ACTIONS TO TAKE
(A) In the forum post about labeling repeated strings, explain why the fourth value in dup is "FirstThree" rather than "origin" or "MoreThanThree".
(B) Continue the forum post about labeling repeated strings from where it stops.

DOCUMENT
>> BEGIN
Reputation: 35
I'm trying to create a variable that identifies if a string within a vector is the first appearance, in the top three, or more than three. For example:
In the data set below, I have name (there will be more names), text, and a dup variable. I want the dup variable to identify if the text is appearing for the first time (origin), if it's within the first three occurrences (FirstThree) or if it has appeared more than the three times(MoreThanThree). I will also need to do that for each person... but I think I can figure that part out. Thanks in advance for any help!
name =c("T","T","T","T","T","T","T","T","T","T")
text =c("a","b","a","a","b","c","a","a","b","a")
dup =c("origin","origin","FirstThree","FirstThree","FirstThree","origin","MoreThanThree","MoreThanThree","FirstThree","MoreThanThree")
>> END
SOURCE EXCERPT
>> BEGIN
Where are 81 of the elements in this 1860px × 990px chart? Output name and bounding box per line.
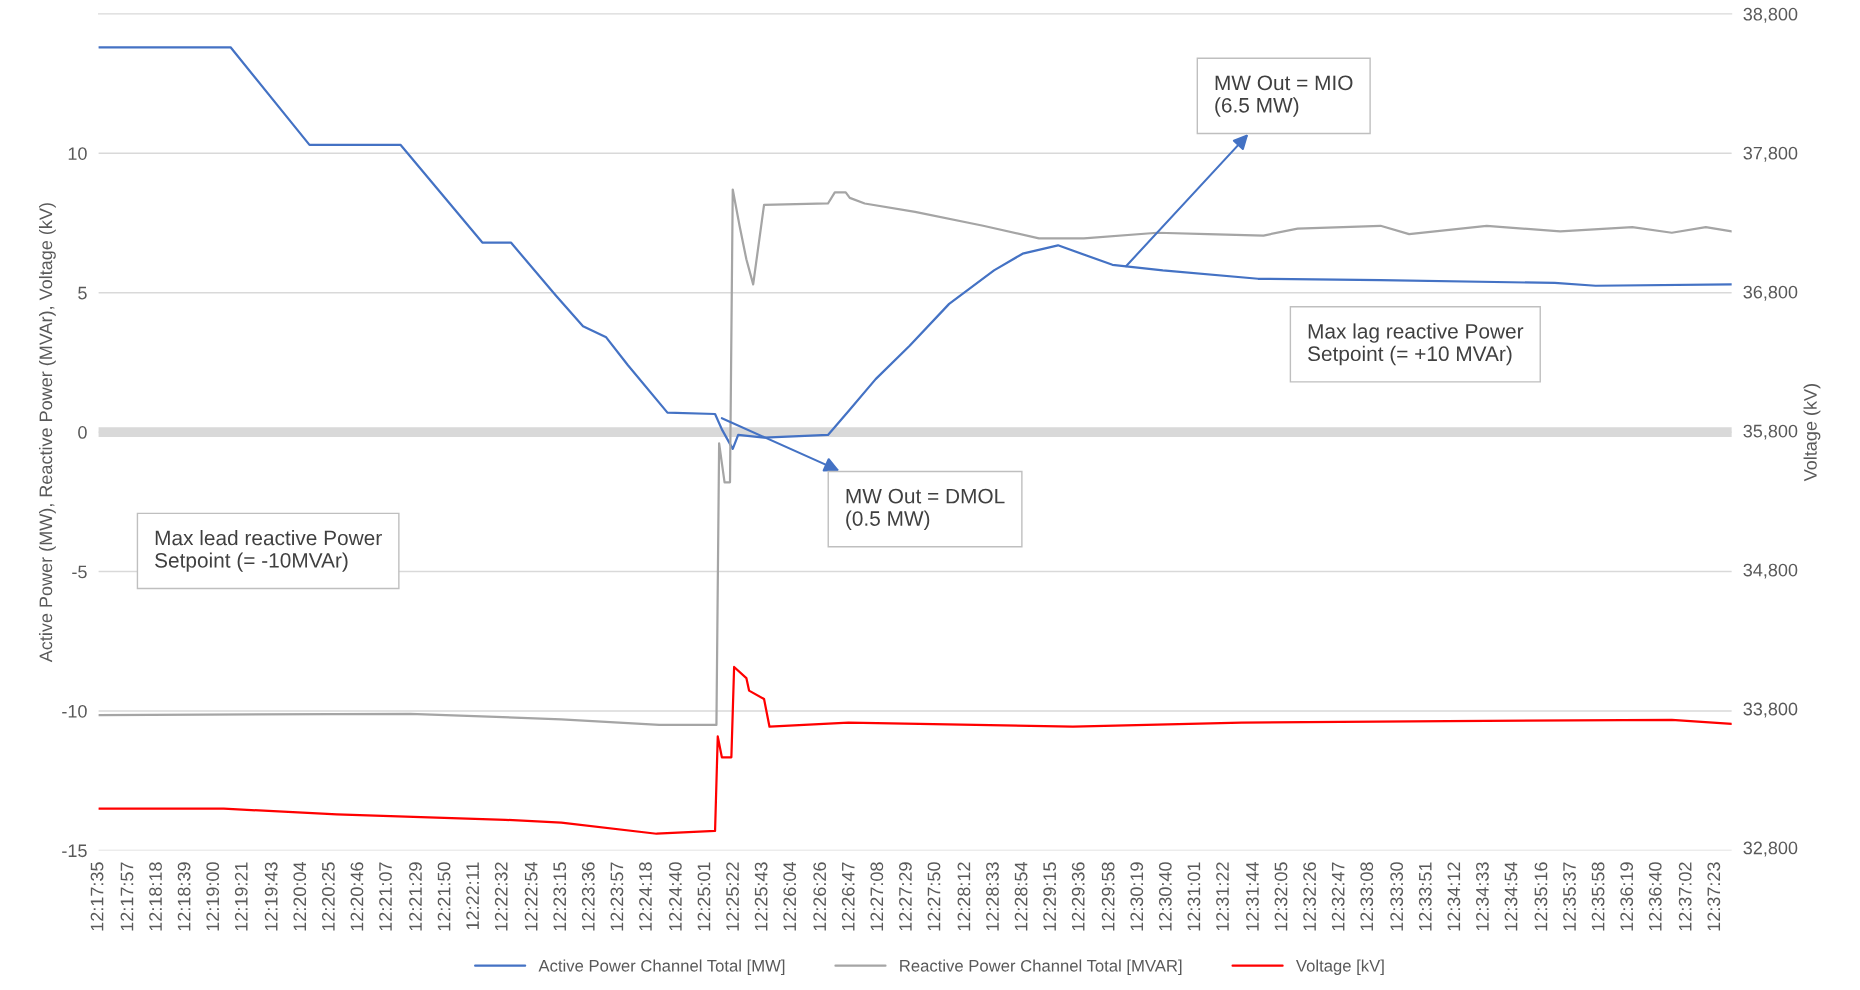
>> END
ANSWER LIST
(A) The fourth text value is "a", which is the third time "a" has appeared (after the first and third values). The post says dup should mark a text's first appearance as "origin" and an appearance within its first three occurrences as "FirstThree", so a third appearance gets "FirstThree".

(B)
dfA = data.frame(name,text,dup)
name text dup
1 T a origin
2 T b origin
3 T a FirstThree
4 T a FirstThree
5 T b FirstThree
6 T c origin
7 T a MoreThenThree
8 T a MoreThenThree
9 T b FirstThree
10 T a MoreThenThree
Upvotes: 2
Views: 41
Reputation: 388817
In dplyr
, we can compare the row_number()
in a case_when
statement.
library(dplyr)
dfA %>%
group_by(text) %>%
mutate(row = row_number(),
dup = case_when(row == 1 ~ "origin",
row <= 3 ~ "FirstThree",
TRUE ~ "MoreThenThree"))
# name text row dup
# <fct> <fct> <int> <chr>
# 1 T a 1 origin
# 2 T b 1 origin
# 3 T a 2 FirstThree
# 4 T a 3 FirstThree
# 5 T b 2 FirstThree
# 6 T c 1 origin
# 7 T a 4 MoreThenThree
# 8 T a 5 MoreThenThree
# 9 T b 3 FirstThree
#10 T a 6 MoreThenThree
We can remove the row
column later if not needed.
Upvotes: 0
Reputation: 28675
You can use data.table::rowid
with two ifelse
checks
dfA[, ict := {
r <- rowid(text)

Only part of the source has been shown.